=== RECORDS TO PROCESS ===

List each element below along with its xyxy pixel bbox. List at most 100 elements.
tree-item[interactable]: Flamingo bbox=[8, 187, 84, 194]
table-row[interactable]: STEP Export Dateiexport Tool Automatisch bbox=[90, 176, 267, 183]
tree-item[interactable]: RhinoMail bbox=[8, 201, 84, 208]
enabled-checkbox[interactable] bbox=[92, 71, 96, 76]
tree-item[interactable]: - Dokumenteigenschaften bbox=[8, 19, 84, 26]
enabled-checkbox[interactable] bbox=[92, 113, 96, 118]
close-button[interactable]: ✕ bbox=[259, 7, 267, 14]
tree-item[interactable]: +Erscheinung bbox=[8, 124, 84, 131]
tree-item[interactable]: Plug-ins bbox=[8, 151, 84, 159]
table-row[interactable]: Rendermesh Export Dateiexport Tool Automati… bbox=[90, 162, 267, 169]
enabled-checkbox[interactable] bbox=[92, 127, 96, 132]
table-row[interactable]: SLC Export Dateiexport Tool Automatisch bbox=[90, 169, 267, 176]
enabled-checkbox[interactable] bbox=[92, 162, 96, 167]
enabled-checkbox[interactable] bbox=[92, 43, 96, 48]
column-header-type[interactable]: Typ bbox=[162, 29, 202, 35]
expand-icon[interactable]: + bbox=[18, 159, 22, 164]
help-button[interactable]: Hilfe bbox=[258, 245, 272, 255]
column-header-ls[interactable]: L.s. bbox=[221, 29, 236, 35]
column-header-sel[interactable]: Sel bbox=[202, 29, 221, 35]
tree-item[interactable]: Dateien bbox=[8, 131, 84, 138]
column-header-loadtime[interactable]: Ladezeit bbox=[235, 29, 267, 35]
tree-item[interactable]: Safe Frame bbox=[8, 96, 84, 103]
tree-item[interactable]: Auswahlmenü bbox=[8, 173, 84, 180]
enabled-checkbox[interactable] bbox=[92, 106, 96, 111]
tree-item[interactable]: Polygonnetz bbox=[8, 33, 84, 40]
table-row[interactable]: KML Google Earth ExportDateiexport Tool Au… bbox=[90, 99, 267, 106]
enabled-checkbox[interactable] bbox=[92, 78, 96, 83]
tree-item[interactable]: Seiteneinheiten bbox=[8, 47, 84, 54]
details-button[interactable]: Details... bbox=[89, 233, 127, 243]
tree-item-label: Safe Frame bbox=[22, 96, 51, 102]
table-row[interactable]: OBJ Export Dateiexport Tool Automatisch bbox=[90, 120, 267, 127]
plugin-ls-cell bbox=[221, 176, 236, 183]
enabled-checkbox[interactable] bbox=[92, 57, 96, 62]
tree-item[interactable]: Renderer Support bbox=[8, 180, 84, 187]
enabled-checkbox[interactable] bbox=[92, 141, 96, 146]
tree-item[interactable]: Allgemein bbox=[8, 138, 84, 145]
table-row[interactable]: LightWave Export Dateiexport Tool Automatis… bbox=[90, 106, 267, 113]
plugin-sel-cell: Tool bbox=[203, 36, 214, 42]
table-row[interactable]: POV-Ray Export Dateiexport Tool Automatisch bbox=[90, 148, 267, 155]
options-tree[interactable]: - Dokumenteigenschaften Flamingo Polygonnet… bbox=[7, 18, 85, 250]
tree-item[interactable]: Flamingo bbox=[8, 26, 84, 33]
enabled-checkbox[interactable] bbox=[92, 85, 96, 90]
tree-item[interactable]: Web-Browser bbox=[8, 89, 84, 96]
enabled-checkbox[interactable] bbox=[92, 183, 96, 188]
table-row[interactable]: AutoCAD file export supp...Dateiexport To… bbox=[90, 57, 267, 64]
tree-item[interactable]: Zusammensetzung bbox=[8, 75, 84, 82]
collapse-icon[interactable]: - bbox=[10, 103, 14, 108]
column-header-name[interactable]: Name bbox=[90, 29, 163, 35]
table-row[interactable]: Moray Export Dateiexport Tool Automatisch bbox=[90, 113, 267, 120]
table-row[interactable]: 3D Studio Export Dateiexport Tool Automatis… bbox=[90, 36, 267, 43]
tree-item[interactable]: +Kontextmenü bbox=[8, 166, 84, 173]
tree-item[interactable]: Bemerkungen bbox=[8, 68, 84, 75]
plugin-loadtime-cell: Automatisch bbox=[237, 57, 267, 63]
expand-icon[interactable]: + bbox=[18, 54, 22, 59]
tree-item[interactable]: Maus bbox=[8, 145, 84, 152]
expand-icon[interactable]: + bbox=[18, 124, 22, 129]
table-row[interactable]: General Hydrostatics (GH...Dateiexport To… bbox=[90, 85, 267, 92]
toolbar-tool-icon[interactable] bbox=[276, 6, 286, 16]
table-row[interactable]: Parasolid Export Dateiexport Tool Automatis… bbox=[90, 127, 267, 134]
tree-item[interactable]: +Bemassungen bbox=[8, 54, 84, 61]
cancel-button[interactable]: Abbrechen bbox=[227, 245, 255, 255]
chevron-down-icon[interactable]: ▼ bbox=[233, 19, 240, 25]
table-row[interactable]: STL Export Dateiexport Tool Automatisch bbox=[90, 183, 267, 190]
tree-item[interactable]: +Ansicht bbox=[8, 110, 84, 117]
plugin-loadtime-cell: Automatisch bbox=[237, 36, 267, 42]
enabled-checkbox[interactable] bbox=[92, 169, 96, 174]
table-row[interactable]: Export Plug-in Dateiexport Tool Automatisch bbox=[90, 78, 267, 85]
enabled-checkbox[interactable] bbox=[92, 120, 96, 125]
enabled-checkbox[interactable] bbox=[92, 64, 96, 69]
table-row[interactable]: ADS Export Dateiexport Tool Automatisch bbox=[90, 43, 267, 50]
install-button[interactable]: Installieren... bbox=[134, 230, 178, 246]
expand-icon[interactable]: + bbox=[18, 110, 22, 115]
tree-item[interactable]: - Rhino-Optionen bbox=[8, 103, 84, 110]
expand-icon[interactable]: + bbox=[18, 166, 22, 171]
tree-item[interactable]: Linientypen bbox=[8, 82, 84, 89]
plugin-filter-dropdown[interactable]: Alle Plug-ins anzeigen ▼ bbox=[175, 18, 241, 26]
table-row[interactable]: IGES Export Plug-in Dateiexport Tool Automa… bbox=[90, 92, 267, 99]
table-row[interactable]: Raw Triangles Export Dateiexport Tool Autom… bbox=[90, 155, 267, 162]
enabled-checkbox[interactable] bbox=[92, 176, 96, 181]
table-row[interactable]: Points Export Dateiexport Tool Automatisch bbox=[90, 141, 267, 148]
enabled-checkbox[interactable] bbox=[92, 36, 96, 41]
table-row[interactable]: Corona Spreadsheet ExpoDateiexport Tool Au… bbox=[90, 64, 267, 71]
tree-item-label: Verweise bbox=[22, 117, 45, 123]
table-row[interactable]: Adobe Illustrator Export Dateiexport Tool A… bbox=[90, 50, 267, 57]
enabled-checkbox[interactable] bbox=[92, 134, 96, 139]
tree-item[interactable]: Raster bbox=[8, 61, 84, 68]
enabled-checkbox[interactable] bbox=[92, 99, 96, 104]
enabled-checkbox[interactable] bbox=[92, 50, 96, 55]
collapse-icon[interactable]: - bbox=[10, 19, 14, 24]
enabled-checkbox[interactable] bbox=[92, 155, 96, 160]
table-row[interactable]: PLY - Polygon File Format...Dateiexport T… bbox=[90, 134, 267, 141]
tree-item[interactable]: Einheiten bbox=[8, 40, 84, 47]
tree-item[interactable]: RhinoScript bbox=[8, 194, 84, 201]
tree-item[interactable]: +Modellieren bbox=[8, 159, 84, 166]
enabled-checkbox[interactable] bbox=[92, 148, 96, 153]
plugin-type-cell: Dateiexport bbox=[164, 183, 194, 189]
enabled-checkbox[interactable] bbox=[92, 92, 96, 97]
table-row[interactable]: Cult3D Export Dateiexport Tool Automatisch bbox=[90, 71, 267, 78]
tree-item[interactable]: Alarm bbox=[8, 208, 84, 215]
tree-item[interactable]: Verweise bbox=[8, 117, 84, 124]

===

WRITTEN PROBLEM:
Report every line in the items above that contains the string "header".

OUTPUT BELOW:
column-header-type[interactable]: Typ bbox=[162, 29, 202, 35]
column-header-ls[interactable]: L.s. bbox=[221, 29, 236, 35]
column-header-sel[interactable]: Sel bbox=[202, 29, 221, 35]
column-header-loadtime[interactable]: Ladezeit bbox=[235, 29, 267, 35]
column-header-name[interactable]: Name bbox=[90, 29, 163, 35]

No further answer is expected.